**課題**
「サマー・オブ・ソウル」のサウンドトラックを紹介する文章について、最後の文の後に続く部分を書いてください。

ブラック・カルチャーの歴史を物語る幻のフェスティバルがクエストラブの手で復活!
VARIOUS ARTISTS 『「サマー・オブ・ソウル(あるいは、革命がテレビ放映されなかった時)」オリジナル・サウンドトラック』 Legacy/ソニー(2022)
映画本編のラスト・シーンの方で登場するニーナ・シモンが、ステージに登場し力強く鍵盤を叩き唄い出す“バックラッシュ・ブルース”。この曲の冒頭でハーレム・ルネサンスの詩人ラングストン・ヒューズを称えた彼女の心の中には、キング牧師を1年前に失う事で、怒りや嘆きや悲しみ、無力感に囚われダイナミックな運動の速度を落とし停滞してしまった(自分自身をその中の一人として携えた上での)同胞たちの心に向け~〈さあもう一度歩き出しましょう〉という呼びかけがあったのではないだろうか。フィルムの編集と構成(監督)を託されたクエストラブが彼女のステージを一番ラストにもって来たのもそんな彼女の心に共鳴したものだろう。
B.B.キングの燃え滾るような熱いブルース、聖と俗の両方をミクスチャーしたザ・ステイプル・シンガーズのゴスペル、グラディス・ナイト&ザ・ピップスの魂(ソウル)を覚醒させたような躍動感に溢れたソウル。スライ&ザ・ファミリー・ストーンの人種の壁を突き破るような革新的なファンク。二グロという蔑称を拒絶しブラックとしての意識の覚醒を高らかに宣言するようなアフロ・アメリカン・アーティスト達に交じり、ハーレムに於けるコミュニティの隣人ラテン世界からレイ・バレットがその強烈なリズム・サウンドを披露する姿からは、このフェスの後の時代のニューヨークで沸き起こる黒人音楽文化とラテン音楽文化が互いのアイデンティティを認め合いながら融解して誕生したヒップホップ・ムーヴメントの原点を感じ取った人もいるだろう。

**データ行**
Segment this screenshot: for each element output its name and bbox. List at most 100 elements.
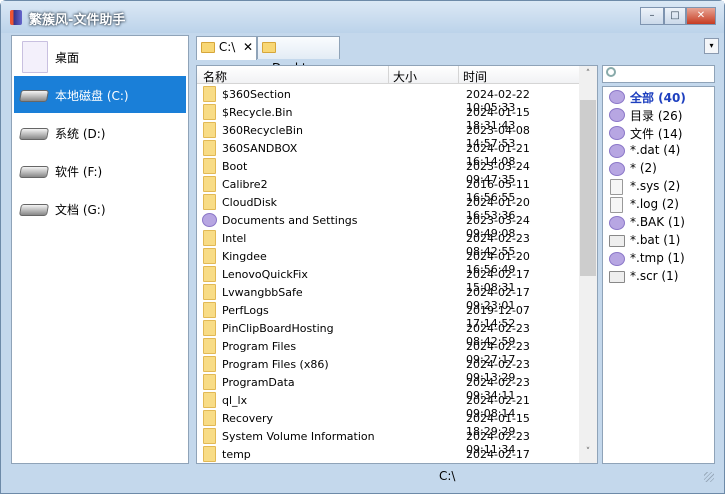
minimize-button[interactable]: – (640, 7, 664, 25)
sidebar-item[interactable]: 文档 (G:) (14, 190, 186, 227)
resize-grip-icon[interactable] (704, 472, 714, 482)
sidebar-item-label: 软件 (F:) (55, 165, 103, 179)
tab-label: C:\ (218, 40, 236, 54)
sidebar-item-label: 文档 (G:) (55, 203, 106, 217)
file-name: $360Section (222, 88, 291, 101)
file-name: Recovery (222, 412, 274, 425)
filter-label: *.dat (4) (630, 143, 681, 157)
filter-item[interactable]: 目录 (26) (607, 106, 712, 124)
file-name: LvwangbbSafe (222, 286, 303, 299)
status-path: C:\ (439, 469, 456, 483)
column-name[interactable]: 名称 (203, 68, 227, 84)
ico-file-type-icon (609, 252, 625, 266)
folder-icon (201, 42, 215, 53)
filter-item[interactable]: *.dat (4) (607, 142, 712, 160)
file-row[interactable]: LvwangbbSafe 2024-02-17 09:23:01 (197, 283, 579, 312)
folder-icon (203, 302, 216, 318)
filter-item[interactable]: 文件 (14) (607, 124, 712, 142)
folder-icon (203, 140, 216, 156)
file-row[interactable]: Boot 2023-03-24 09:47:35 (197, 157, 579, 186)
sidebar-item[interactable]: 软件 (F:) (14, 152, 186, 189)
filter-item[interactable]: *.bat (1) (607, 232, 712, 250)
filter-item[interactable]: *.scr (1) (607, 268, 712, 286)
file-row[interactable]: Recovery 2024-01-15 18:29:29 (197, 409, 579, 438)
file-row[interactable]: Program Files (x86) 2024-02-23 09:13:29 (197, 355, 579, 384)
shortcut-icon (202, 213, 217, 227)
file-row[interactable]: Kingdee 2024-01-20 16:56:49 (197, 247, 579, 276)
ico-file-icon (22, 41, 48, 73)
vertical-scrollbar[interactable]: ˄ ˅ (579, 66, 597, 463)
folder-icon (262, 42, 276, 53)
filter-search-input[interactable] (602, 65, 715, 83)
maximize-button[interactable]: □ (664, 7, 686, 25)
win2-file-type-icon (609, 235, 625, 247)
file-name: $Recycle.Bin (222, 106, 293, 119)
win2-file-type-icon (609, 271, 625, 283)
app-icon (10, 10, 22, 25)
file-row[interactable]: LenovoQuickFix 2024-02-17 15:08:31 (197, 265, 579, 294)
file-row[interactable]: ql_lx 2024-02-21 09:08:14 (197, 391, 579, 420)
sidebar-item[interactable]: 桌面 (14, 38, 186, 75)
file-row[interactable]: $Recycle.Bin 2024-01-15 18:31:43 (197, 103, 579, 132)
filter-item[interactable]: *.tmp (1) (607, 250, 712, 268)
folder-icon (203, 248, 216, 264)
close-button[interactable]: ✕ (686, 7, 716, 25)
filter-item[interactable]: *.BAK (1) (607, 214, 712, 232)
file-row[interactable]: 360RecycleBin 2023-04-08 14:57:53 (197, 121, 579, 150)
file-row[interactable]: Intel 2024-02-23 08:42:55 (197, 229, 579, 258)
filter-label: *.sys (2) (630, 179, 681, 193)
filter-label: *.BAK (1) (630, 215, 685, 229)
filter-item[interactable]: *.log (2) (607, 196, 712, 214)
file-row[interactable]: $360Section 2024-02-22 10:05:33 (197, 85, 579, 114)
folder-icon (203, 356, 216, 372)
file-name: Documents and Settings (222, 214, 358, 227)
app-window: 繁簇风-文件助手 – □ ✕ 桌面 本地磁盘 (C:) 系统 (D:) 软件 (F:)… (0, 0, 725, 494)
filter-label: 文件 (14) (630, 127, 683, 141)
folder-icon (203, 392, 216, 408)
file-row[interactable]: CloudDisk 2024-01-20 16:53:36 (197, 193, 579, 222)
file-row[interactable]: PerfLogs 2019-12-07 17:14:52 (197, 301, 579, 330)
file-row[interactable]: Calibre2 2016-05-11 16:56:55 (197, 175, 579, 204)
file-row[interactable]: ProgramData 2024-02-23 09:34:11 (197, 373, 579, 402)
filter-item[interactable]: *.sys (2) (607, 178, 712, 196)
file-name: 360RecycleBin (222, 124, 303, 137)
filter-item[interactable]: 全部 (40) (607, 88, 712, 106)
tab-close-icon[interactable]: ✕ (243, 37, 253, 58)
file-row[interactable]: Program Files 2024-02-23 09:27:17 (197, 337, 579, 366)
file-name: LenovoQuickFix (222, 268, 308, 281)
file-row[interactable]: Documents and Settings 2023-03-24 09:49:0… (197, 211, 579, 240)
filter-label: 全部 (40) (630, 91, 686, 105)
tab-desktop[interactable]: Desktop (257, 36, 340, 75)
ico-file-type-icon (609, 216, 625, 230)
file-name: System Volume Information (222, 430, 375, 443)
scroll-up-button[interactable]: ˄ (579, 66, 597, 83)
folder-icon (203, 338, 216, 354)
folder-icon (203, 374, 216, 390)
column-time[interactable]: 时间 (463, 68, 487, 84)
ico-file-type-icon (609, 126, 625, 140)
sidebar-item[interactable]: 本地磁盘 (C:) (14, 76, 186, 113)
file-row[interactable]: System Volume Information 2024-02-23 09:1… (197, 427, 579, 456)
title-bar: 繁簇风-文件助手 – □ ✕ (1, 1, 724, 33)
folder-icon (203, 428, 216, 444)
file-name: Program Files (x86) (222, 358, 329, 371)
tab-dropdown-button[interactable]: ▾ (704, 38, 719, 54)
file-row[interactable]: temp 2024-02-17 13:49:05 (197, 445, 579, 463)
folder-icon (203, 122, 216, 138)
windows-drive-icon (18, 90, 50, 102)
tab-c-drive[interactable]: C:\ ✕ (196, 36, 257, 60)
search-icon (606, 67, 616, 77)
folder-icon (203, 230, 216, 246)
folder-icon (203, 446, 216, 462)
folder-icon (203, 410, 216, 426)
file-row[interactable]: PinClipBoardHosting 2024-02-23 08:42:59 (197, 319, 579, 348)
folder-icon (203, 176, 216, 192)
doc-file-type-icon (610, 197, 623, 213)
sidebar-item[interactable]: 系统 (D:) (14, 114, 186, 151)
scroll-thumb[interactable] (580, 100, 596, 276)
column-size[interactable]: 大小 (393, 68, 417, 84)
file-row[interactable]: 360SANDBOX 2024-01-21 16:14:08 (197, 139, 579, 168)
scroll-down-button[interactable]: ˅ (579, 444, 597, 461)
filter-label: *.log (2) (630, 197, 679, 211)
filter-item[interactable]: * (2) (607, 160, 712, 178)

**回答**
本編映画中のライヴをそのままパッケージした本サントラ・アルバムはこれ単独でも素晴らしい。でも、アーティスト達の熱いパフォーマンスと真摯な呼びかけに対し、それを真剣で切実な眼差しで受け止めようとする多くの聴衆の姿を是非本編映画の映像で確認して頂きたい。〈ウッドストック・フェスティバル〉と本映画で記録された〈ハーレム・カルチャラル・フェスティバル〉の決定的な違いは、おそらくそこにあるのではないだろうか。
FILM INFORMATION
サマー・オブ・ソウル(あるいは、革命がテレビ放映されなかった時)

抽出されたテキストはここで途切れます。